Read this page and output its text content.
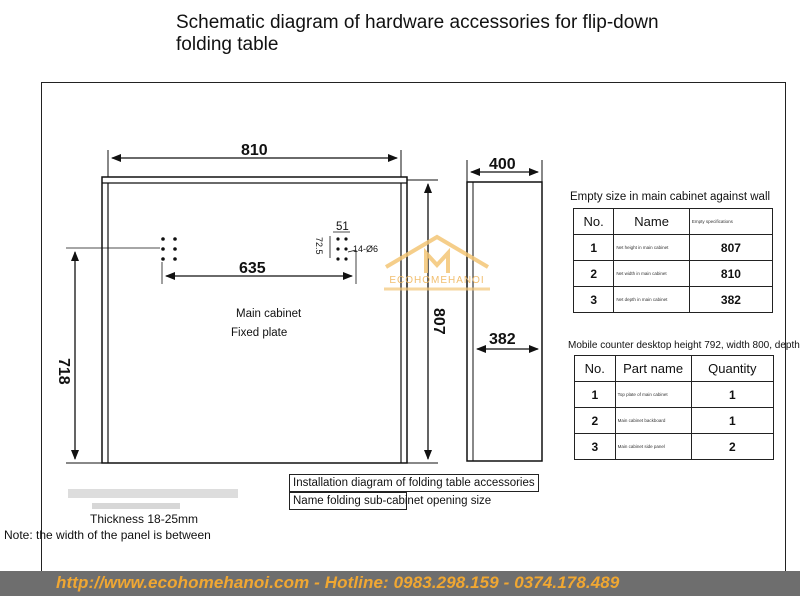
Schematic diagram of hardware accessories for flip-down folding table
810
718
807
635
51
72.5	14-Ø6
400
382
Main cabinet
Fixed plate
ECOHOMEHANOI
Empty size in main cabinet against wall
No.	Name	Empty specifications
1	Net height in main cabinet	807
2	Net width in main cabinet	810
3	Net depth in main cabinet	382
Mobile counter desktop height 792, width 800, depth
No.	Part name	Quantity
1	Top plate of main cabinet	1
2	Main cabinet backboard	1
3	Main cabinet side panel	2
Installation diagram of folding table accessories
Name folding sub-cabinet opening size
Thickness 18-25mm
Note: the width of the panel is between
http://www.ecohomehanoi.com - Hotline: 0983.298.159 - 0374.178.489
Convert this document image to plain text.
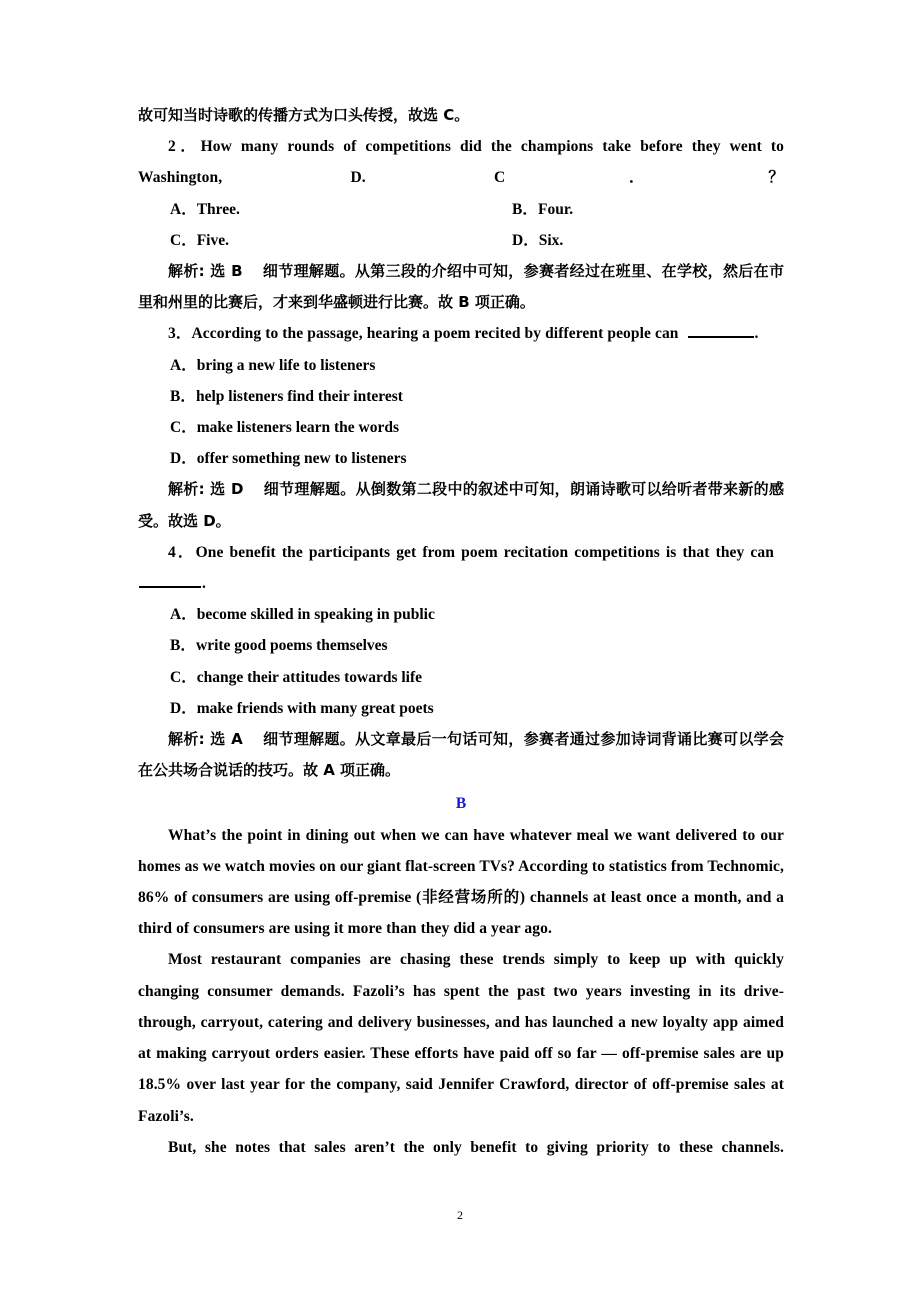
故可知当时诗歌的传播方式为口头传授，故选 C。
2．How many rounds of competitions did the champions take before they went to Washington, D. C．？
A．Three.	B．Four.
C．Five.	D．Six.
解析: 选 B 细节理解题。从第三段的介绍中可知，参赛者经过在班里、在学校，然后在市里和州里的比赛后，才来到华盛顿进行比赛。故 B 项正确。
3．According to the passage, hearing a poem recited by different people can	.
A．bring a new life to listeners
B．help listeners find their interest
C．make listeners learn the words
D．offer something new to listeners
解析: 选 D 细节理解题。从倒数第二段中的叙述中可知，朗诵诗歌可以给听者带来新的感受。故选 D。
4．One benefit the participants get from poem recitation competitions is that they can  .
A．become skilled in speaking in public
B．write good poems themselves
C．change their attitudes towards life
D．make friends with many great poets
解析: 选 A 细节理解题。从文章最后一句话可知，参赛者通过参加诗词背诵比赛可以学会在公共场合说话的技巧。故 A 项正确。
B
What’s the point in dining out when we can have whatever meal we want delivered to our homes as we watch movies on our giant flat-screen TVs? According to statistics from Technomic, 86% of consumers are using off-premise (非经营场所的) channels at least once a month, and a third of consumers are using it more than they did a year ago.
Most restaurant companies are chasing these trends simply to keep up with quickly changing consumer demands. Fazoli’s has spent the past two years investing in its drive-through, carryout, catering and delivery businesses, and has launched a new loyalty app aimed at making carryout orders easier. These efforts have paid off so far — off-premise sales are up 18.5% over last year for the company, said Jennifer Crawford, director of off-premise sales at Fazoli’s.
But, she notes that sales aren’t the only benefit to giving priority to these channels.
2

# # # #

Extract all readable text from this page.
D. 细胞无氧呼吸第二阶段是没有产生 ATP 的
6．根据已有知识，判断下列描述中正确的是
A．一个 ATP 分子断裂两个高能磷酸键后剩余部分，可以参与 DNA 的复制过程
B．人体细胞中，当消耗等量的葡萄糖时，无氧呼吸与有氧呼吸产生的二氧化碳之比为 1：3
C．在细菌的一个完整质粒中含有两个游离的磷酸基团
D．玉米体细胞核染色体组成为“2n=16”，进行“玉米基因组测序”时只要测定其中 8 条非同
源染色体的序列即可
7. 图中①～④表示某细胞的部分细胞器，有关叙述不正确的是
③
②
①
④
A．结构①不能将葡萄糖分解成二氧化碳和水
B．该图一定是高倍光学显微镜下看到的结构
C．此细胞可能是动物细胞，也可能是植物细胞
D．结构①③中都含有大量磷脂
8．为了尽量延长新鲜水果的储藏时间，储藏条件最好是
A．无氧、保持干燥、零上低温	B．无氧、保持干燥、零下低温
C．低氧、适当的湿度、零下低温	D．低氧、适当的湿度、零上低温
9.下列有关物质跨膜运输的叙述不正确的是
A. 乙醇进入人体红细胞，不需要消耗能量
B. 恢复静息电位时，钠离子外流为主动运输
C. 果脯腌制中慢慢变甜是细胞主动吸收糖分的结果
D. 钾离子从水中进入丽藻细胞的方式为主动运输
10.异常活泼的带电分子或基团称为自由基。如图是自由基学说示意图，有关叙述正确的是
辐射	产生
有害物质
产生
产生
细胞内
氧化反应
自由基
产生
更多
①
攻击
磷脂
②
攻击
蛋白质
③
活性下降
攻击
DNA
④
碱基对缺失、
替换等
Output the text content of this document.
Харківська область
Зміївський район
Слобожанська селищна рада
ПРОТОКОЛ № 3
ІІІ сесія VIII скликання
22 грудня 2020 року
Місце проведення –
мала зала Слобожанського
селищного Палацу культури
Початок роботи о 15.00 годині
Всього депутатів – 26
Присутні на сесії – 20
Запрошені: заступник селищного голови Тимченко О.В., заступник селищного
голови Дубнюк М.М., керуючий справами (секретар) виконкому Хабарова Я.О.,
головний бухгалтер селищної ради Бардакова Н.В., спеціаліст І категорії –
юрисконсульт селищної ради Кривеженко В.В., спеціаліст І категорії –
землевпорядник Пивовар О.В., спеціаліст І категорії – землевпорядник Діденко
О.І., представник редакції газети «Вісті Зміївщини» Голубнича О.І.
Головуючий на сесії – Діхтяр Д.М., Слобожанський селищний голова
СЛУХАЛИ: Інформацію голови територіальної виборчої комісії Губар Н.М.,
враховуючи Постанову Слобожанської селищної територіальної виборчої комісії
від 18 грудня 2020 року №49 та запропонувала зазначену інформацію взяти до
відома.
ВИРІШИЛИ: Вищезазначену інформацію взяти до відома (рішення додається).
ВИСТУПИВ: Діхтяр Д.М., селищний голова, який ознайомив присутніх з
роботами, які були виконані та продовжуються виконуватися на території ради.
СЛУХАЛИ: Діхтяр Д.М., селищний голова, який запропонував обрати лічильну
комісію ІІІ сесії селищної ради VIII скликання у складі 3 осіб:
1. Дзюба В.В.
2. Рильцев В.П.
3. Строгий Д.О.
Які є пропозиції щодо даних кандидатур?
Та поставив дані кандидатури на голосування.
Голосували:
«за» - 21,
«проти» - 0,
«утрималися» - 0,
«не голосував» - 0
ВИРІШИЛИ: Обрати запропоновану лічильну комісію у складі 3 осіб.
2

# # # #

Report how many lines in the records hold the word "this", giving the number and nothing else.

4